** Start of Record extracts **

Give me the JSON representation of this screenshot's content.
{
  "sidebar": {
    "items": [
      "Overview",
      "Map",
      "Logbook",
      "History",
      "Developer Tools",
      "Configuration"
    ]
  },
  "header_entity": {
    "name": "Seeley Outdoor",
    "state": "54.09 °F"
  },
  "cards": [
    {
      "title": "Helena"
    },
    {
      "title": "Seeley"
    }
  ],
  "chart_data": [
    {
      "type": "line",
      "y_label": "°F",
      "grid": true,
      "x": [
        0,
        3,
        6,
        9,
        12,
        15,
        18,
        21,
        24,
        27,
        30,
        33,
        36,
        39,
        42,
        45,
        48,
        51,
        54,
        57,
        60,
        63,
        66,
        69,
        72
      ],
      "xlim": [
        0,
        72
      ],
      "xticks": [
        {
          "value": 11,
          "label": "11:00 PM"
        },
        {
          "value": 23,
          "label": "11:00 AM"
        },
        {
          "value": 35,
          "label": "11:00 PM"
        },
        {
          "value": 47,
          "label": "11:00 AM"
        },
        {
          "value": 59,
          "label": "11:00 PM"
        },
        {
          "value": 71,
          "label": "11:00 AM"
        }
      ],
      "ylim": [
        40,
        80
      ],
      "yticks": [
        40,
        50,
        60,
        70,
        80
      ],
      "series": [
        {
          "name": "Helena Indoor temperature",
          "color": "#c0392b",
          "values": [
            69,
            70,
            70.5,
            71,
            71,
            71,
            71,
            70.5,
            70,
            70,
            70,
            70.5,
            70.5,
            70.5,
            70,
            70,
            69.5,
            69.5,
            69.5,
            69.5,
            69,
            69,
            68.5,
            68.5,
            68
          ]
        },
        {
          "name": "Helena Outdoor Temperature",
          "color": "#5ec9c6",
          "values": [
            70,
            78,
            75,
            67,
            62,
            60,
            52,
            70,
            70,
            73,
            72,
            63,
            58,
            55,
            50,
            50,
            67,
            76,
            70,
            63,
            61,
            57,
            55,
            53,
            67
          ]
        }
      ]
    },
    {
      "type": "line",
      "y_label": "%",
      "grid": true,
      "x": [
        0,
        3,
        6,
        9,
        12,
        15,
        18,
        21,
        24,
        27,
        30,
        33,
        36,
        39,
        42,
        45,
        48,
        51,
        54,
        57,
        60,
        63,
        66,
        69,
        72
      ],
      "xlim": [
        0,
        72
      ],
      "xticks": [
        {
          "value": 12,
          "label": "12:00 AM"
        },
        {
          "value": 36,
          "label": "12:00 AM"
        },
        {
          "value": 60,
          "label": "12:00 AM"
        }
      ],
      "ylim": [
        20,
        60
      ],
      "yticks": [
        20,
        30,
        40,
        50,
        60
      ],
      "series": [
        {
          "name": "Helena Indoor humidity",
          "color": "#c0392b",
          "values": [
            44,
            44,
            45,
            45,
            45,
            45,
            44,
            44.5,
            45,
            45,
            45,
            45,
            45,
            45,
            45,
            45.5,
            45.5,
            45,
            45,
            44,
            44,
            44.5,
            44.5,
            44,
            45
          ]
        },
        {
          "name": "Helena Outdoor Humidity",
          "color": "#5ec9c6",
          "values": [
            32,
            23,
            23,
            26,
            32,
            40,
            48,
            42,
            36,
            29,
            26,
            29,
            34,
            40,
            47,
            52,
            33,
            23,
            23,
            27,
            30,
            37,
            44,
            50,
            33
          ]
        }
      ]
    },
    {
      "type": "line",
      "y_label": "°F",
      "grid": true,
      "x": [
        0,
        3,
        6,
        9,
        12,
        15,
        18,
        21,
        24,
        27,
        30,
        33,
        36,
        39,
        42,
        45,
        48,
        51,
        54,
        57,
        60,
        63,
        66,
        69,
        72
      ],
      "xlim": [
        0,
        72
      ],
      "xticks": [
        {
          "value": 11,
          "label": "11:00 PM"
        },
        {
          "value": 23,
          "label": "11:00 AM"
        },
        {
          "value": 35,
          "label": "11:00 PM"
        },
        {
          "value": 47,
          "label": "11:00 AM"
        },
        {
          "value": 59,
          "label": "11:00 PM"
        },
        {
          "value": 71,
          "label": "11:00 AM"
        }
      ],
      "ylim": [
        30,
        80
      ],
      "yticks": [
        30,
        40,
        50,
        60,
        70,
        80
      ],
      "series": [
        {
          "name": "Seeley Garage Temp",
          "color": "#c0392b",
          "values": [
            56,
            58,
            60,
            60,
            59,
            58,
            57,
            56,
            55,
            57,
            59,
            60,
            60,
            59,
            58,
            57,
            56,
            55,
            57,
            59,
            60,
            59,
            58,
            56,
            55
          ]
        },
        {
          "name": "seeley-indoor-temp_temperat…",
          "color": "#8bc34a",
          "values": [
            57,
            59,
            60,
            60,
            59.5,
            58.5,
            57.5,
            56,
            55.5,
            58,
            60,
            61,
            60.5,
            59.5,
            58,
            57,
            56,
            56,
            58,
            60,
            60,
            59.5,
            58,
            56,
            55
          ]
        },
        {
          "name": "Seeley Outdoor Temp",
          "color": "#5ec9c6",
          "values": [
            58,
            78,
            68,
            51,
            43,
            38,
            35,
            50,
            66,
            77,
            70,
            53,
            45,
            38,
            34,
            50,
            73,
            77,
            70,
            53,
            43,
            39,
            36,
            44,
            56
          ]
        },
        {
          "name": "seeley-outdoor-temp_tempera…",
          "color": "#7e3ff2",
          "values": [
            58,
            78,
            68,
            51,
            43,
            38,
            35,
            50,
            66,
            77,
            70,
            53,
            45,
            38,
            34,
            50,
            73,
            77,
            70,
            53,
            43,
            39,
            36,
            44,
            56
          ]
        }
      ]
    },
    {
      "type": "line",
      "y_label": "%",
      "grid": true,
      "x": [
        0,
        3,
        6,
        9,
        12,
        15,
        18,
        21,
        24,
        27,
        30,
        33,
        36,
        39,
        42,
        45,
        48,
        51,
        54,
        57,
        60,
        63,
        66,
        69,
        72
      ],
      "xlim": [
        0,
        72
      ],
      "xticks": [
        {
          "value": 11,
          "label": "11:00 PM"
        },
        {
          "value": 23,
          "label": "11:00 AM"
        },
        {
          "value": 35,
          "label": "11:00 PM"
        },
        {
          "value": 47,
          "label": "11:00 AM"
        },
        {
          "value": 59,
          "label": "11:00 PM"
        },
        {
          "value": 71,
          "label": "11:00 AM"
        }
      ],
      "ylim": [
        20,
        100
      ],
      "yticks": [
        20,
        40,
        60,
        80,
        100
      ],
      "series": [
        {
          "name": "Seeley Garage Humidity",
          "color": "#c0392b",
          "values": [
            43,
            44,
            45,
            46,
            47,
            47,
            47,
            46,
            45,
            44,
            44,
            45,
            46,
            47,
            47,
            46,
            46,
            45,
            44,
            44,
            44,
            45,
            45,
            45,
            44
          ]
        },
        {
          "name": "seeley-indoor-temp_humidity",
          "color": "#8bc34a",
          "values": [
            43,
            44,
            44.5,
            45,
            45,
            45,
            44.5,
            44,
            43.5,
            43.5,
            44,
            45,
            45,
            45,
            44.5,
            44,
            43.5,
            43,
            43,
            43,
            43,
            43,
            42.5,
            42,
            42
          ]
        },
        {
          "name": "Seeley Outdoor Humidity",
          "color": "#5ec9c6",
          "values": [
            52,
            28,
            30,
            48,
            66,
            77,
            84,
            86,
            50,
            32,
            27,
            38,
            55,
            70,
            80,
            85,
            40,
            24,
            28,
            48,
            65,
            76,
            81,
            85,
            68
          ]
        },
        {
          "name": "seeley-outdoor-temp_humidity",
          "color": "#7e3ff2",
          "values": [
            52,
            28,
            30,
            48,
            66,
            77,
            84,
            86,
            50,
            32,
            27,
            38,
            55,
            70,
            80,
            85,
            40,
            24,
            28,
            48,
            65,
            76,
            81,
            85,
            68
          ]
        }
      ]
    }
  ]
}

** End of Record extracts **

What the task asks »
Using the records above, list each line that includes "Garage".

Completed task »
          "name": "Seeley Garage Temp",
          "name": "Seeley Garage Humidity",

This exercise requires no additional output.